(Items from a figure collection)
○ ○ ○ ○ ○ ○ ○

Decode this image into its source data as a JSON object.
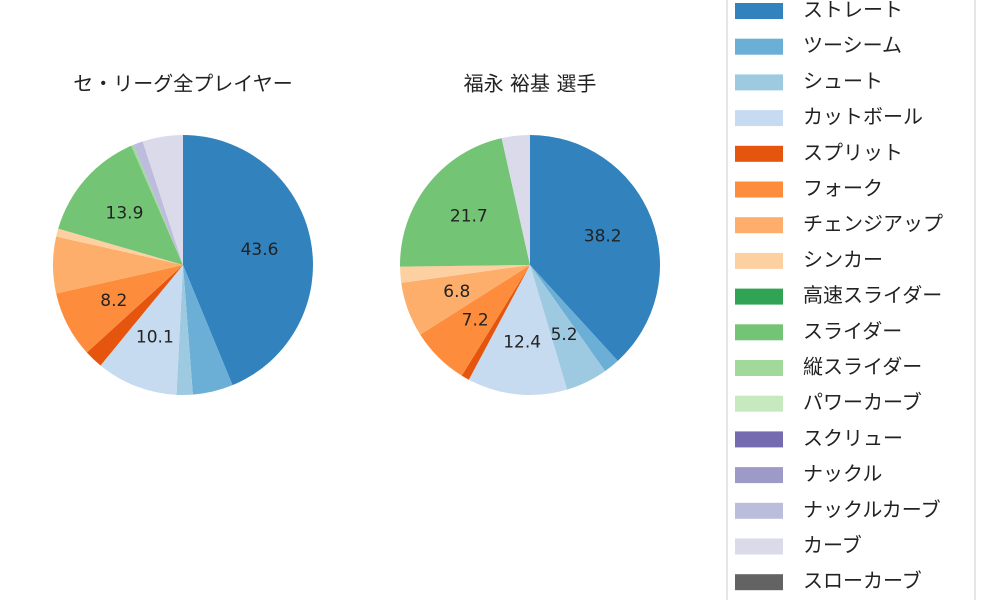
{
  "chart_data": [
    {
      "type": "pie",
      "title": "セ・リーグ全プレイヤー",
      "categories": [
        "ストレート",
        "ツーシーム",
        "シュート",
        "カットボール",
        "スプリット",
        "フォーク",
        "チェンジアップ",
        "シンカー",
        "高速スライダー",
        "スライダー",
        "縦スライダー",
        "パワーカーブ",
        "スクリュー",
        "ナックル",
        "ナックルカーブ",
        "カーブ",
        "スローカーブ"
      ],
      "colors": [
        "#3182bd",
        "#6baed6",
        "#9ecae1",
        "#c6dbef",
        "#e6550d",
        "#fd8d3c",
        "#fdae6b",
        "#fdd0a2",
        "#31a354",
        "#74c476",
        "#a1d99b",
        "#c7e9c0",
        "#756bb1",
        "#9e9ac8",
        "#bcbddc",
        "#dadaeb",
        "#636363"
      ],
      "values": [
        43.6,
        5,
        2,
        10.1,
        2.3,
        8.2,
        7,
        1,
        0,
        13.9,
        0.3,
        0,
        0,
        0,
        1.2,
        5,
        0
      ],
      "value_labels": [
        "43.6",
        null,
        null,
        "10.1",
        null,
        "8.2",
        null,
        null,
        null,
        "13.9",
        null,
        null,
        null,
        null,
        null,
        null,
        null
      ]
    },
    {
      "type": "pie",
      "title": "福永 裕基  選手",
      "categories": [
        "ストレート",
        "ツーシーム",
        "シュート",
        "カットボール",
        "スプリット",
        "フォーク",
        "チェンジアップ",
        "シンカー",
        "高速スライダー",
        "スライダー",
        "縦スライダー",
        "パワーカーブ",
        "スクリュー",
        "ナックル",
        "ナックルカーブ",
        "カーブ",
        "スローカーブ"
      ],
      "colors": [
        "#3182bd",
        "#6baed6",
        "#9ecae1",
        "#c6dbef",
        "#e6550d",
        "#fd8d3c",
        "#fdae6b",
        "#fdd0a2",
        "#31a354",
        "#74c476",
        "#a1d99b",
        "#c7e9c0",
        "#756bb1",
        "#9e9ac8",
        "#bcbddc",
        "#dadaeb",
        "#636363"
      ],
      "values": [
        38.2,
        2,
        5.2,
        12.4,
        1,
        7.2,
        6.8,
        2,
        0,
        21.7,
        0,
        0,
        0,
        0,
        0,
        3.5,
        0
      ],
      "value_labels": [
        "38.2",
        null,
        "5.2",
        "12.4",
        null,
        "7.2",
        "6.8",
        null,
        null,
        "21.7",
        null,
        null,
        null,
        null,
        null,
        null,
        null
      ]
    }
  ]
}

○ ○ ○ ○ ○ ○ ○

WHAT IS REQUIRED: Quote the records above in full, dropping each picture.

RESPONSE FOR THIS EXERCISE:
Decode this image into its source data as a JSON object.
{
  "chart_data": [
    {
      "type": "pie",
      "title": "セ・リーグ全プレイヤー",
      "categories": [
        "ストレート",
        "ツーシーム",
        "シュート",
        "カットボール",
        "スプリット",
        "フォーク",
        "チェンジアップ",
        "シンカー",
        "高速スライダー",
        "スライダー",
        "縦スライダー",
        "パワーカーブ",
        "スクリュー",
        "ナックル",
        "ナックルカーブ",
        "カーブ",
        "スローカーブ"
      ],
      "colors": [
        "#3182bd",
        "#6baed6",
        "#9ecae1",
        "#c6dbef",
        "#e6550d",
        "#fd8d3c",
        "#fdae6b",
        "#fdd0a2",
        "#31a354",
        "#74c476",
        "#a1d99b",
        "#c7e9c0",
        "#756bb1",
        "#9e9ac8",
        "#bcbddc",
        "#dadaeb",
        "#636363"
      ],
      "values": [
        43.6,
        5,
        2,
        10.1,
        2.3,
        8.2,
        7,
        1,
        0,
        13.9,
        0.3,
        0,
        0,
        0,
        1.2,
        5,
        0
      ],
      "value_labels": [
        "43.6",
        null,
        null,
        "10.1",
        null,
        "8.2",
        null,
        null,
        null,
        "13.9",
        null,
        null,
        null,
        null,
        null,
        null,
        null
      ]
    },
    {
      "type": "pie",
      "title": "福永 裕基  選手",
      "categories": [
        "ストレート",
        "ツーシーム",
        "シュート",
        "カットボール",
        "スプリット",
        "フォーク",
        "チェンジアップ",
        "シンカー",
        "高速スライダー",
        "スライダー",
        "縦スライダー",
        "パワーカーブ",
        "スクリュー",
        "ナックル",
        "ナックルカーブ",
        "カーブ",
        "スローカーブ"
      ],
      "colors": [
        "#3182bd",
        "#6baed6",
        "#9ecae1",
        "#c6dbef",
        "#e6550d",
        "#fd8d3c",
        "#fdae6b",
        "#fdd0a2",
        "#31a354",
        "#74c476",
        "#a1d99b",
        "#c7e9c0",
        "#756bb1",
        "#9e9ac8",
        "#bcbddc",
        "#dadaeb",
        "#636363"
      ],
      "values": [
        38.2,
        2,
        5.2,
        12.4,
        1,
        7.2,
        6.8,
        2,
        0,
        21.7,
        0,
        0,
        0,
        0,
        0,
        3.5,
        0
      ],
      "value_labels": [
        "38.2",
        null,
        "5.2",
        "12.4",
        null,
        "7.2",
        "6.8",
        null,
        null,
        "21.7",
        null,
        null,
        null,
        null,
        null,
        null,
        null
      ]
    }
  ]
}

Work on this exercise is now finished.